- Set exercise -
Quote each line word for word, starting from the first line down to and including the line that contains "plus-icon: + xyxy=(139,28,147,43)".
**********
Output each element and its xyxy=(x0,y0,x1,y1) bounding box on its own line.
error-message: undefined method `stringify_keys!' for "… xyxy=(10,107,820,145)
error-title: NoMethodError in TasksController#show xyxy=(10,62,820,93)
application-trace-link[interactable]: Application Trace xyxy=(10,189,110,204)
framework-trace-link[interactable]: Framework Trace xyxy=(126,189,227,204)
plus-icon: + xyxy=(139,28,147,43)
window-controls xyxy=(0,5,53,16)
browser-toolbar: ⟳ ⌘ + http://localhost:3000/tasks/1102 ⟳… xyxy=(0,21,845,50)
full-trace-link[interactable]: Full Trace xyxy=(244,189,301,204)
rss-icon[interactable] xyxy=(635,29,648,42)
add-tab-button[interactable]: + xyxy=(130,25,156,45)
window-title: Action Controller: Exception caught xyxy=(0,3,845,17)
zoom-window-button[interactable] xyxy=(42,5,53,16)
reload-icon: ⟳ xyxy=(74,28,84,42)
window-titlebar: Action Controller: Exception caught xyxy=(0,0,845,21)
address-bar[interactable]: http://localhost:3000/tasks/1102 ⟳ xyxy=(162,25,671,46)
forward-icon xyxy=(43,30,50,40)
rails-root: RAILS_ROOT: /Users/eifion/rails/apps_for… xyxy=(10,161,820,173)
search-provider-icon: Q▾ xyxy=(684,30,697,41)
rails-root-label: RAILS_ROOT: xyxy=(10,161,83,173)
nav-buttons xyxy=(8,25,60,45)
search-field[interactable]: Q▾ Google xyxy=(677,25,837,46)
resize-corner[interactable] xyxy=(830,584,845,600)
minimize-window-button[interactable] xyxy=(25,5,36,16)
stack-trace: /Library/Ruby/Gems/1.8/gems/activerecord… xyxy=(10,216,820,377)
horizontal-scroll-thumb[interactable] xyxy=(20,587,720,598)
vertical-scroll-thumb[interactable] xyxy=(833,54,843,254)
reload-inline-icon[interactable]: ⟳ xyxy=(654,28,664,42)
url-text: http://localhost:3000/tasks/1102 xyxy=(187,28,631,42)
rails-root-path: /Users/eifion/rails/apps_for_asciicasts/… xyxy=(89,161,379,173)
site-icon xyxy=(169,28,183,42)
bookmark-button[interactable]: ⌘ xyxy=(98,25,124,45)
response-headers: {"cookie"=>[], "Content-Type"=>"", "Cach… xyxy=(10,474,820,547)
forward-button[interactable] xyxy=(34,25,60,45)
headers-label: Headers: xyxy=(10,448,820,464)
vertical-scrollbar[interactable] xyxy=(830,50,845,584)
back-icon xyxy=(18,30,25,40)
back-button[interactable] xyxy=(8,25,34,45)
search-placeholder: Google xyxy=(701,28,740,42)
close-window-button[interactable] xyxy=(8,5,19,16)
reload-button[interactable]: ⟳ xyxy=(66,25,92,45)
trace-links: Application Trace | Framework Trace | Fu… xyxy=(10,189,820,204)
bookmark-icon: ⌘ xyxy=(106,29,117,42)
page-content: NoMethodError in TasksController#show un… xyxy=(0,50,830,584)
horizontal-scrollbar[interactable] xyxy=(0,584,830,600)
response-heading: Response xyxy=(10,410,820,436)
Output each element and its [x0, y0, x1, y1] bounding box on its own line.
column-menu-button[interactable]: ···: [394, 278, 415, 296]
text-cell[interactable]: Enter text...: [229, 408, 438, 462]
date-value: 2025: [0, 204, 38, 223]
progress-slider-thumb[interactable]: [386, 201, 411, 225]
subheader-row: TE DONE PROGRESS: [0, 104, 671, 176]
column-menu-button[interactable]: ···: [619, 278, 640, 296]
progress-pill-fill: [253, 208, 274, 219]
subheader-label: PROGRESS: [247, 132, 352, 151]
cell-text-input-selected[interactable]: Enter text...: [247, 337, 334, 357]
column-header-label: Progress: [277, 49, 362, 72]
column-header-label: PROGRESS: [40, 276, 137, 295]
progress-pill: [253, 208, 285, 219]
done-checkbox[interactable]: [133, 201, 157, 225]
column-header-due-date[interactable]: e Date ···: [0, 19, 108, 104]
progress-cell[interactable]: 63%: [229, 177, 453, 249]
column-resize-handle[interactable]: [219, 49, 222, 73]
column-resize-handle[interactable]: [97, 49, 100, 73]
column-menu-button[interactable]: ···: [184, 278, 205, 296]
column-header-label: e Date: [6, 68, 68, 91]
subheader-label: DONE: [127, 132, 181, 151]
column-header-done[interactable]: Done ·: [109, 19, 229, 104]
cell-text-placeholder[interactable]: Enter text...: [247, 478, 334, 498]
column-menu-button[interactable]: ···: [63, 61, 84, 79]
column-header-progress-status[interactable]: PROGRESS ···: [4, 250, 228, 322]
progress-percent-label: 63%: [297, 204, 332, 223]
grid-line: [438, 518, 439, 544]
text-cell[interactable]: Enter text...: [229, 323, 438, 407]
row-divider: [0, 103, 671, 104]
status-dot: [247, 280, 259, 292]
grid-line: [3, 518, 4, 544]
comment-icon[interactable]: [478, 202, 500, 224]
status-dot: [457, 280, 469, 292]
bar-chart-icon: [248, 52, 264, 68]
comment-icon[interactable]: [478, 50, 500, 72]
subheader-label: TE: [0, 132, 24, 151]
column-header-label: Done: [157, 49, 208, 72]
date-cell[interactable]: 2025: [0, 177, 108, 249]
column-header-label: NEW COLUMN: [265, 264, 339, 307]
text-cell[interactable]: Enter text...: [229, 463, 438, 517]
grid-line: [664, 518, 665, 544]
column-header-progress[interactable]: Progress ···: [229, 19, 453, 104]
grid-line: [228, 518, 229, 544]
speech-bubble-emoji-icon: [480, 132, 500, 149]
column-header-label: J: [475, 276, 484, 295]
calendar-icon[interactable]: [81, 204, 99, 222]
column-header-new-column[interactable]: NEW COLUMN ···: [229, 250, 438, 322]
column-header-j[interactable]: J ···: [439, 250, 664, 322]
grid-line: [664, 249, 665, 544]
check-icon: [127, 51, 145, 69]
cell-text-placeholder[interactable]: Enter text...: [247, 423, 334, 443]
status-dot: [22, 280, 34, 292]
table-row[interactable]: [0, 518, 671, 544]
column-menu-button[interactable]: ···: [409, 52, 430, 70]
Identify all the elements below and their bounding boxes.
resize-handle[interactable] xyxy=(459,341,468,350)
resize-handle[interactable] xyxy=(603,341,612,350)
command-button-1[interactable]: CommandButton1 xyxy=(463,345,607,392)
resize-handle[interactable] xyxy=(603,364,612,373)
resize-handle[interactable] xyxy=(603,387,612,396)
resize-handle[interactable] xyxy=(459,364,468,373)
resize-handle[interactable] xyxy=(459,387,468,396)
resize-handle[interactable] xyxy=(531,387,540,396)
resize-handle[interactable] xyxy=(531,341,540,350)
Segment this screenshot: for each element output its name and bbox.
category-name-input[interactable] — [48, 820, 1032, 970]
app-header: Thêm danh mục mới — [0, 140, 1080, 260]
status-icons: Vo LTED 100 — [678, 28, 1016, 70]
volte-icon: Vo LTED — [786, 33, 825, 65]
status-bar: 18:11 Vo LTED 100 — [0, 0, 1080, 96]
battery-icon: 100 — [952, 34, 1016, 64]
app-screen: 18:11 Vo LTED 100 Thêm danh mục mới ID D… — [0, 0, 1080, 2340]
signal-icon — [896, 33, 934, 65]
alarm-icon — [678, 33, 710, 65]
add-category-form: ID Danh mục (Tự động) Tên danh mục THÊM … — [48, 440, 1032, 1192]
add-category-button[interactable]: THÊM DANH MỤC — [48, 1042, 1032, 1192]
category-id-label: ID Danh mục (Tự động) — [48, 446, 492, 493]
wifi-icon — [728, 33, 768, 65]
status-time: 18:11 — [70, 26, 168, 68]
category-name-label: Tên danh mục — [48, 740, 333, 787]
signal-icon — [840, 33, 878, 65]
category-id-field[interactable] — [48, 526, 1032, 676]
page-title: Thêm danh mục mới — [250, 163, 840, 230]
**********
- Solution -
Output each element and its xyxy=(x0,y0,x1,y1) bounding box on its own line.
error-message: undefined method `stringify_keys!' for "… xyxy=(10,107,820,145)
error-title: NoMethodError in TasksController#show xyxy=(10,62,820,93)
application-trace-link[interactable]: Application Trace xyxy=(10,189,110,204)
framework-trace-link[interactable]: Framework Trace xyxy=(126,189,227,204)
plus-icon: + xyxy=(139,28,147,43)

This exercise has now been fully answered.